[Dataset rows]

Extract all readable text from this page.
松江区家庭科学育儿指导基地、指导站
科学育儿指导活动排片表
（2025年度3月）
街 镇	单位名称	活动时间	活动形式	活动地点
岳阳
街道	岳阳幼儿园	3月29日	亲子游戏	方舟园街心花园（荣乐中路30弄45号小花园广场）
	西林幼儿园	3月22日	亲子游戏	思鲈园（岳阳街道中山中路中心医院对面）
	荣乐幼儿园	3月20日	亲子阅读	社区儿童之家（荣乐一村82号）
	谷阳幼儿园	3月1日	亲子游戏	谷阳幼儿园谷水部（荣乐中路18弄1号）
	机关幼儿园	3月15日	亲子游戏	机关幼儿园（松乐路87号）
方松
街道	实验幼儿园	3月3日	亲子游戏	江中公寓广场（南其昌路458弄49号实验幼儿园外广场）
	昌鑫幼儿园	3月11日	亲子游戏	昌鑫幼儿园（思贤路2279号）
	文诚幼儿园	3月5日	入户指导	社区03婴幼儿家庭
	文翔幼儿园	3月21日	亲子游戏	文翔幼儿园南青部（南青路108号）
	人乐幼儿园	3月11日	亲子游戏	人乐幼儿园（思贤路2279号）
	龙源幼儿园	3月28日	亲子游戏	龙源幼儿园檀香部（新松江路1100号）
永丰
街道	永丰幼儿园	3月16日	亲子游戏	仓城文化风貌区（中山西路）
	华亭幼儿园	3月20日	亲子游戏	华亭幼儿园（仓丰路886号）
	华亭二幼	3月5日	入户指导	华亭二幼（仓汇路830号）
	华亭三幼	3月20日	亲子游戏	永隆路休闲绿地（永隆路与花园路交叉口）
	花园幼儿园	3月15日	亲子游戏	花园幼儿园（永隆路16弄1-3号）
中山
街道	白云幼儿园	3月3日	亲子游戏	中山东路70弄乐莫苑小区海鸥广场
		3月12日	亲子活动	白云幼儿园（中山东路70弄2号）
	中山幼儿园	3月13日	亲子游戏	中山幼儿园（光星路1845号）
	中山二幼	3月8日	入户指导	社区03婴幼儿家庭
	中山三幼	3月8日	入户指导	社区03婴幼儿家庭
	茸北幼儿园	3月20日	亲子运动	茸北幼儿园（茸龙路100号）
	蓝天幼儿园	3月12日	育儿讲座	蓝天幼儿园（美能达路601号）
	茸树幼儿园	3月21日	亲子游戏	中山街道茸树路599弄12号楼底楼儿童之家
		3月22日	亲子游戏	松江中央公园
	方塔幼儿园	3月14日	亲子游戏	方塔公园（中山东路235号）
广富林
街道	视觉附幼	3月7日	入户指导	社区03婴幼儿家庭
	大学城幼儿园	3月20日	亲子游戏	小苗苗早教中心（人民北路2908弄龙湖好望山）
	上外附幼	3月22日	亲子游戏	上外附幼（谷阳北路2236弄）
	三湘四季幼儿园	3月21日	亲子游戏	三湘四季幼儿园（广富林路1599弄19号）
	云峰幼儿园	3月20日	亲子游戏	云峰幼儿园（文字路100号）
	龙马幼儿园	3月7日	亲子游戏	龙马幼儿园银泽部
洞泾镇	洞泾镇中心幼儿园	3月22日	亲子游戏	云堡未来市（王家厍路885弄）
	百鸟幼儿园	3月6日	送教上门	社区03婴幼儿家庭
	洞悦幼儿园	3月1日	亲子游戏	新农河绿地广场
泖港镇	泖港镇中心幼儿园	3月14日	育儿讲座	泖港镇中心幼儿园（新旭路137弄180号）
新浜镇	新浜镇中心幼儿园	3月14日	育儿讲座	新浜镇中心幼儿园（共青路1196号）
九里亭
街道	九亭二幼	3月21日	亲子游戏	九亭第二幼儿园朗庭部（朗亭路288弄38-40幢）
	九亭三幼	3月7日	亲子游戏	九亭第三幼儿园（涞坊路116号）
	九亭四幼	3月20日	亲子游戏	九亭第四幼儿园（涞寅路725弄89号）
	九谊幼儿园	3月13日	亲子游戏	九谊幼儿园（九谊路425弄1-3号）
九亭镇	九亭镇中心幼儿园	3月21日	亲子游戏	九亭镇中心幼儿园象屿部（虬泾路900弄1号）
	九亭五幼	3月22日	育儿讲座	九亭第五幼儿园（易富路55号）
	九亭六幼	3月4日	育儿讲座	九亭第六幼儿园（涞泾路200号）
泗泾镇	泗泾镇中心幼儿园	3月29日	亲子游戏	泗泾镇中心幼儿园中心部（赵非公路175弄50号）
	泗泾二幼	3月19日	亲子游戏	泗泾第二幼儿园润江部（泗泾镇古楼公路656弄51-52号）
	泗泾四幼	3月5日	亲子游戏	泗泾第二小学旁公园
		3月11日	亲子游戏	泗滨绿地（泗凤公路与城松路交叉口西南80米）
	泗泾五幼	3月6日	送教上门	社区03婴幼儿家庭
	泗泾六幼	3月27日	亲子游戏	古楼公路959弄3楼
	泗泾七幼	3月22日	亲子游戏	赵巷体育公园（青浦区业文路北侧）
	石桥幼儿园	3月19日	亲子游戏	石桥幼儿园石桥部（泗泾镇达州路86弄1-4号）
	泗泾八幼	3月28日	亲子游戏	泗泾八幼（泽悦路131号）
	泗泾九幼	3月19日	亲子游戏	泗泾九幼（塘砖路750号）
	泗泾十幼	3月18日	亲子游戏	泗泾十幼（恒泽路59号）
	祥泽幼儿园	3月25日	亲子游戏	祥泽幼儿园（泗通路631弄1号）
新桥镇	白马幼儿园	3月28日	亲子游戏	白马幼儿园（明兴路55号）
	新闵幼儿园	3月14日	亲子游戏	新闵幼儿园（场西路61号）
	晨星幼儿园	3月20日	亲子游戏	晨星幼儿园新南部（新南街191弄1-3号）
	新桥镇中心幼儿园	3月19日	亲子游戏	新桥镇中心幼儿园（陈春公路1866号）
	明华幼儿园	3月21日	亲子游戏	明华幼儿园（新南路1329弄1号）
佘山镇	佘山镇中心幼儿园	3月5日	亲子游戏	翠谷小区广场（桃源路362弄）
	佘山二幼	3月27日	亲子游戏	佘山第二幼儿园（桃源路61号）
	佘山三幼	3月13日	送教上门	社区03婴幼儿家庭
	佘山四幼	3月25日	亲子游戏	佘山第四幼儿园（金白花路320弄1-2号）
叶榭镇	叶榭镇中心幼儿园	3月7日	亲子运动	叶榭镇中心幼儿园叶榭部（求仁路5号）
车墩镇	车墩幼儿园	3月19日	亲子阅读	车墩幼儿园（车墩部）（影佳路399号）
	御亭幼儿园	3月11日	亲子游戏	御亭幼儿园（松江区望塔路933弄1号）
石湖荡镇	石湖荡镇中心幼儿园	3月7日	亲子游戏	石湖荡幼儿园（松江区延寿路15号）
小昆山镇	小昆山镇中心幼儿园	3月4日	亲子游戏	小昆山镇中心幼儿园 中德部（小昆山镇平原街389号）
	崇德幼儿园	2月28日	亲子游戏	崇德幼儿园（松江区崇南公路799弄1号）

INSTRUCTION:
Repeat each entry word for word.

RESULT OF THE TASK:
Extract all readable text from this page.
松江区家庭科学育儿指导基地、指导站
科学育儿指导活动排片表
（2025年度3月）
街 镇	单位名称	活动时间	活动形式	活动地点
岳阳
街道	岳阳幼儿园	3月29日	亲子游戏	方舟园街心花园（荣乐中路30弄45号小花园广场）
	西林幼儿园	3月22日	亲子游戏	思鲈园（岳阳街道中山中路中心医院对面）
	荣乐幼儿园	3月20日	亲子阅读	社区儿童之家（荣乐一村82号）
	谷阳幼儿园	3月1日	亲子游戏	谷阳幼儿园谷水部（荣乐中路18弄1号）
	机关幼儿园	3月15日	亲子游戏	机关幼儿园（松乐路87号）
方松
街道	实验幼儿园	3月3日	亲子游戏	江中公寓广场（南其昌路458弄49号实验幼儿园外广场）
	昌鑫幼儿园	3月11日	亲子游戏	昌鑫幼儿园（思贤路2279号）
	文诚幼儿园	3月5日	入户指导	社区03婴幼儿家庭
	文翔幼儿园	3月21日	亲子游戏	文翔幼儿园南青部（南青路108号）
	人乐幼儿园	3月11日	亲子游戏	人乐幼儿园（思贤路2279号）
	龙源幼儿园	3月28日	亲子游戏	龙源幼儿园檀香部（新松江路1100号）
永丰
街道	永丰幼儿园	3月16日	亲子游戏	仓城文化风貌区（中山西路）
	华亭幼儿园	3月20日	亲子游戏	华亭幼儿园（仓丰路886号）
	华亭二幼	3月5日	入户指导	华亭二幼（仓汇路830号）
	华亭三幼	3月20日	亲子游戏	永隆路休闲绿地（永隆路与花园路交叉口）
	花园幼儿园	3月15日	亲子游戏	花园幼儿园（永隆路16弄1-3号）
中山
街道	白云幼儿园	3月3日	亲子游戏	中山东路70弄乐莫苑小区海鸥广场
		3月12日	亲子活动	白云幼儿园（中山东路70弄2号）
	中山幼儿园	3月13日	亲子游戏	中山幼儿园（光星路1845号）
	中山二幼	3月8日	入户指导	社区03婴幼儿家庭
	中山三幼	3月8日	入户指导	社区03婴幼儿家庭
	茸北幼儿园	3月20日	亲子运动	茸北幼儿园（茸龙路100号）
	蓝天幼儿园	3月12日	育儿讲座	蓝天幼儿园（美能达路601号）
	茸树幼儿园	3月21日	亲子游戏	中山街道茸树路599弄12号楼底楼儿童之家
		3月22日	亲子游戏	松江中央公园
	方塔幼儿园	3月14日	亲子游戏	方塔公园（中山东路235号）
广富林
街道	视觉附幼	3月7日	入户指导	社区03婴幼儿家庭
	大学城幼儿园	3月20日	亲子游戏	小苗苗早教中心（人民北路2908弄龙湖好望山）
	上外附幼	3月22日	亲子游戏	上外附幼（谷阳北路2236弄）
	三湘四季幼儿园	3月21日	亲子游戏	三湘四季幼儿园（广富林路1599弄19号）
	云峰幼儿园	3月20日	亲子游戏	云峰幼儿园（文字路100号）
	龙马幼儿园	3月7日	亲子游戏	龙马幼儿园银泽部
洞泾镇	洞泾镇中心幼儿园	3月22日	亲子游戏	云堡未来市（王家厍路885弄）
	百鸟幼儿园	3月6日	送教上门	社区03婴幼儿家庭
	洞悦幼儿园	3月1日	亲子游戏	新农河绿地广场
泖港镇	泖港镇中心幼儿园	3月14日	育儿讲座	泖港镇中心幼儿园（新旭路137弄180号）
新浜镇	新浜镇中心幼儿园	3月14日	育儿讲座	新浜镇中心幼儿园（共青路1196号）
九里亭
街道	九亭二幼	3月21日	亲子游戏	九亭第二幼儿园朗庭部（朗亭路288弄38-40幢）
	九亭三幼	3月7日	亲子游戏	九亭第三幼儿园（涞坊路116号）
	九亭四幼	3月20日	亲子游戏	九亭第四幼儿园（涞寅路725弄89号）
	九谊幼儿园	3月13日	亲子游戏	九谊幼儿园（九谊路425弄1-3号）
九亭镇	九亭镇中心幼儿园	3月21日	亲子游戏	九亭镇中心幼儿园象屿部（虬泾路900弄1号）
	九亭五幼	3月22日	育儿讲座	九亭第五幼儿园（易富路55号）
	九亭六幼	3月4日	育儿讲座	九亭第六幼儿园（涞泾路200号）
泗泾镇	泗泾镇中心幼儿园	3月29日	亲子游戏	泗泾镇中心幼儿园中心部（赵非公路175弄50号）
	泗泾二幼	3月19日	亲子游戏	泗泾第二幼儿园润江部（泗泾镇古楼公路656弄51-52号）
	泗泾四幼	3月5日	亲子游戏	泗泾第二小学旁公园
		3月11日	亲子游戏	泗滨绿地（泗凤公路与城松路交叉口西南80米）
	泗泾五幼	3月6日	送教上门	社区03婴幼儿家庭
	泗泾六幼	3月27日	亲子游戏	古楼公路959弄3楼
	泗泾七幼	3月22日	亲子游戏	赵巷体育公园（青浦区业文路北侧）
	石桥幼儿园	3月19日	亲子游戏	石桥幼儿园石桥部（泗泾镇达州路86弄1-4号）
	泗泾八幼	3月28日	亲子游戏	泗泾八幼（泽悦路131号）
	泗泾九幼	3月19日	亲子游戏	泗泾九幼（塘砖路750号）
	泗泾十幼	3月18日	亲子游戏	泗泾十幼（恒泽路59号）
	祥泽幼儿园	3月25日	亲子游戏	祥泽幼儿园（泗通路631弄1号）
新桥镇	白马幼儿园	3月28日	亲子游戏	白马幼儿园（明兴路55号）
	新闵幼儿园	3月14日	亲子游戏	新闵幼儿园（场西路61号）
	晨星幼儿园	3月20日	亲子游戏	晨星幼儿园新南部（新南街191弄1-3号）
	新桥镇中心幼儿园	3月19日	亲子游戏	新桥镇中心幼儿园（陈春公路1866号）
	明华幼儿园	3月21日	亲子游戏	明华幼儿园（新南路1329弄1号）
佘山镇	佘山镇中心幼儿园	3月5日	亲子游戏	翠谷小区广场（桃源路362弄）
	佘山二幼	3月27日	亲子游戏	佘山第二幼儿园（桃源路61号）
	佘山三幼	3月13日	送教上门	社区03婴幼儿家庭
	佘山四幼	3月25日	亲子游戏	佘山第四幼儿园（金白花路320弄1-2号）
叶榭镇	叶榭镇中心幼儿园	3月7日	亲子运动	叶榭镇中心幼儿园叶榭部（求仁路5号）
车墩镇	车墩幼儿园	3月19日	亲子阅读	车墩幼儿园（车墩部）（影佳路399号）
	御亭幼儿园	3月11日	亲子游戏	御亭幼儿园（松江区望塔路933弄1号）
石湖荡镇	石湖荡镇中心幼儿园	3月7日	亲子游戏	石湖荡幼儿园（松江区延寿路15号）
小昆山镇	小昆山镇中心幼儿园	3月4日	亲子游戏	小昆山镇中心幼儿园 中德部（小昆山镇平原街389号）
	崇德幼儿园	2月28日	亲子游戏	崇德幼儿园（松江区崇南公路799弄1号）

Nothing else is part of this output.